Records about charts and figures:

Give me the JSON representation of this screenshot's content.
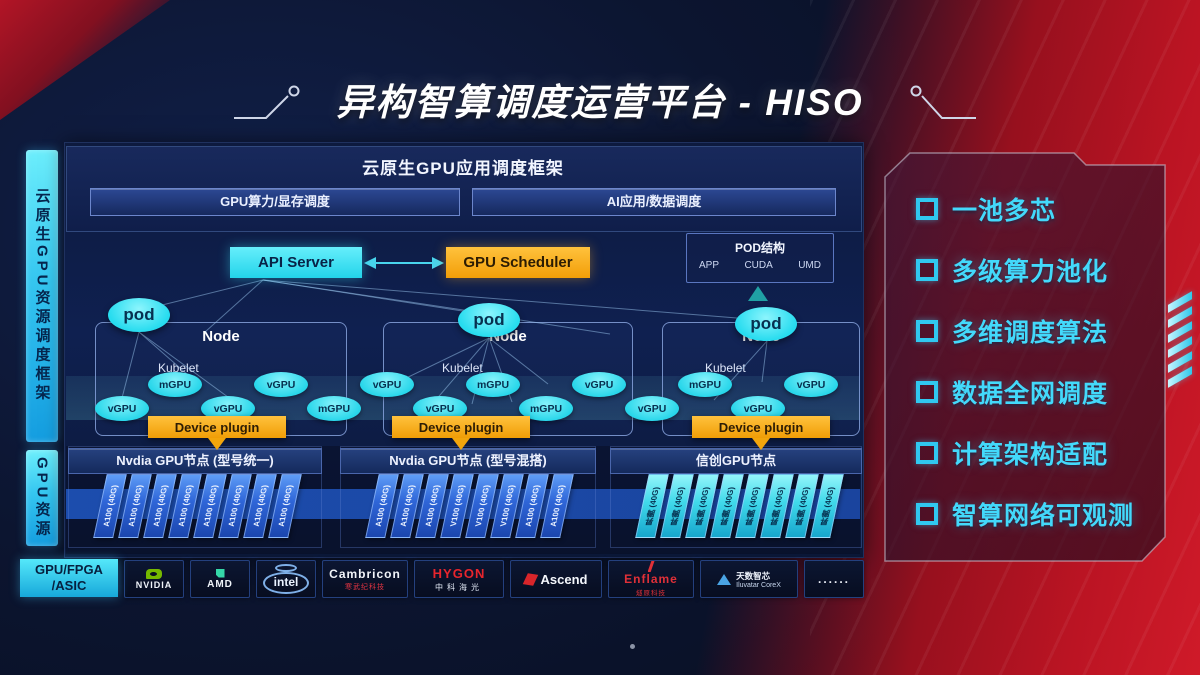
{
  "title": "异构智算调度运营平台 - HISO",
  "colors": {
    "accent_cyan": "#2fe0f2",
    "accent_orange": "#f8a81c",
    "bg_navy": "#0d1a3e",
    "bg_red": "#bb1423",
    "card_blue": "#2f66d8",
    "card_cyan": "#3fd8ea",
    "feature_text": "#43d9fb"
  },
  "left_bars": [
    {
      "label": "云原生GPU资源调度框架"
    },
    {
      "label": "GPU资源"
    }
  ],
  "app_framework": {
    "title": "云原生GPU应用调度框架",
    "boxes": [
      "GPU算力/显存调度",
      "AI应用/数据调度"
    ]
  },
  "scheduler": {
    "api_server": "API Server",
    "gpu_scheduler": "GPU Scheduler",
    "pod_structure": {
      "title": "POD结构",
      "items": [
        "APP",
        "CUDA",
        "UMD"
      ]
    }
  },
  "nodes": [
    {
      "title": "Node",
      "agent": "Kubelet",
      "pod": "pod",
      "device_plugin": "Device plugin"
    },
    {
      "title": "Node",
      "agent": "Kubelet",
      "pod": "pod",
      "device_plugin": "Device plugin"
    },
    {
      "title": "Node",
      "agent": "Kubelet",
      "pod": "pod",
      "device_plugin": "Device plugin"
    }
  ],
  "gpu_bubbles": [
    "vGPU",
    "mGPU",
    "vGPU",
    "vGPU",
    "mGPU",
    "vGPU",
    "vGPU",
    "mGPU",
    "mGPU",
    "vGPU",
    "vGPU",
    "mGPU",
    "vGPU",
    "vGPU"
  ],
  "gpu_groups": [
    {
      "title": "Nvdia GPU节点 (型号统一)",
      "style": "blue",
      "cards": [
        "A100 (40G)",
        "A100 (40G)",
        "A100 (40G)",
        "A100 (40G)",
        "A100 (40G)",
        "A100 (40G)",
        "A100 (40G)",
        "A100 (40G)"
      ]
    },
    {
      "title": "Nvdia GPU节点 (型号混搭)",
      "style": "blue",
      "cards": [
        "A100 (40G)",
        "A100 (40G)",
        "A100 (40G)",
        "V100 (40G)",
        "V100 (40G)",
        "V100 (40G)",
        "A100 (40G)",
        "A100 (40G)"
      ]
    },
    {
      "title": "信创GPU节点",
      "style": "cyan",
      "cards": [
        "昇腾 (40G)",
        "昇腾 (40G)",
        "昇腾 (40G)",
        "昇腾 (40G)",
        "昇腾 (40G)",
        "昇腾 (40G)",
        "昇腾 (40G)",
        "昇腾 (40G)"
      ]
    }
  ],
  "hardware_bar": {
    "label_line1": "GPU/FPGA",
    "label_line2": "/ASIC",
    "vendors": [
      {
        "name": "NVIDIA",
        "sub": "",
        "icon": "nvidia-icon",
        "style": "nvidia"
      },
      {
        "name": "AMD",
        "sub": "",
        "icon": "amd-icon",
        "style": "amd"
      },
      {
        "name": "intel",
        "sub": "",
        "icon": "intel-oval",
        "style": "intel"
      },
      {
        "name": "Cambricon",
        "sub": "寒武纪科技",
        "icon": "",
        "style": "cambricon"
      },
      {
        "name": "HYGON",
        "sub": "中科海光",
        "icon": "",
        "style": "hygon"
      },
      {
        "name": "Ascend",
        "sub": "",
        "icon": "ascend-icon",
        "style": "ascend"
      },
      {
        "name": "Enflame",
        "sub": "燧原科技",
        "icon": "enflame-icon",
        "style": "enflame"
      },
      {
        "name": "天数智芯",
        "sub": "Iluvatar CoreX",
        "icon": "iluvatar-icon",
        "style": "iluvatar"
      },
      {
        "name": "......",
        "sub": "",
        "icon": "",
        "style": "dots"
      }
    ]
  },
  "features": [
    "一池多芯",
    "多级算力池化",
    "多维调度算法",
    "数据全网调度",
    "计算架构适配",
    "智算网络可观测"
  ]
}
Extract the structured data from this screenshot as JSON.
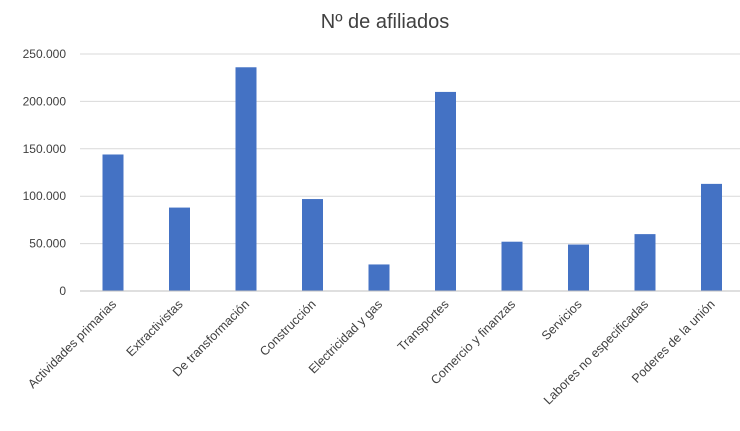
{
  "chart_data": {
    "type": "bar",
    "title": "Nº de afiliados",
    "xlabel": "",
    "ylabel": "",
    "ylim": [
      0,
      250000
    ],
    "yticks": [
      0,
      50000,
      100000,
      150000,
      200000,
      250000
    ],
    "ytick_labels": [
      "0",
      "50.000",
      "100.000",
      "150.000",
      "200.000",
      "250.000"
    ],
    "grid": true,
    "legend": "none",
    "bar_color": "#4472c4",
    "categories": [
      "Actividades primarias",
      "Extractivistas",
      "De transformación",
      "Construcción",
      "Electricidad y gas",
      "Transportes",
      "Comercio y finanzas",
      "Servicios",
      "Labores no especificadas",
      "Poderes de la unión"
    ],
    "series": [
      {
        "values": [
          144000,
          88000,
          236000,
          97000,
          28000,
          210000,
          52000,
          49000,
          60000,
          113000
        ]
      }
    ]
  }
}
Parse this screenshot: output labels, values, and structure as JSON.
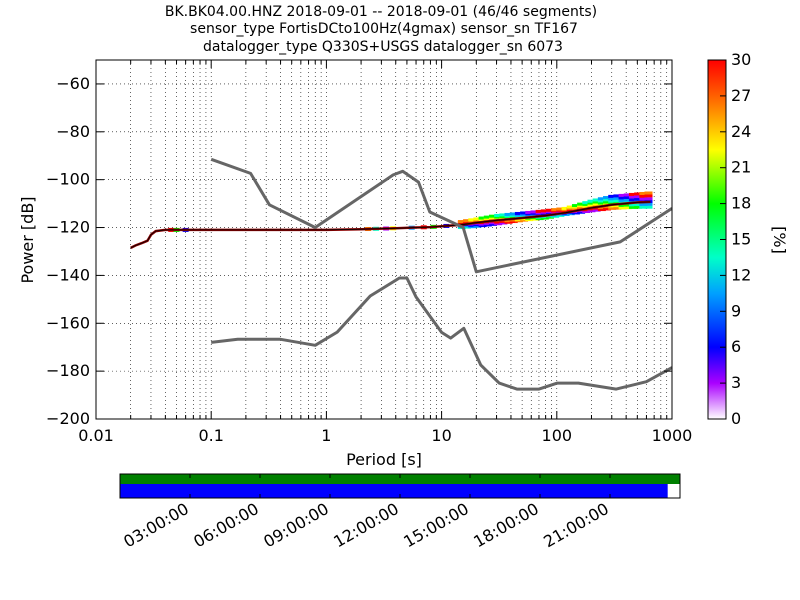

→ **Aim**: Read the data above and pull out each line that holds the string "JSON".

→ **Exercise response**:
Give me the JSON representation of this screenshot's content.
Extract the structured data from this screenshot as JSON.
Parse this screenshot: output labels, values, and structure as JSON.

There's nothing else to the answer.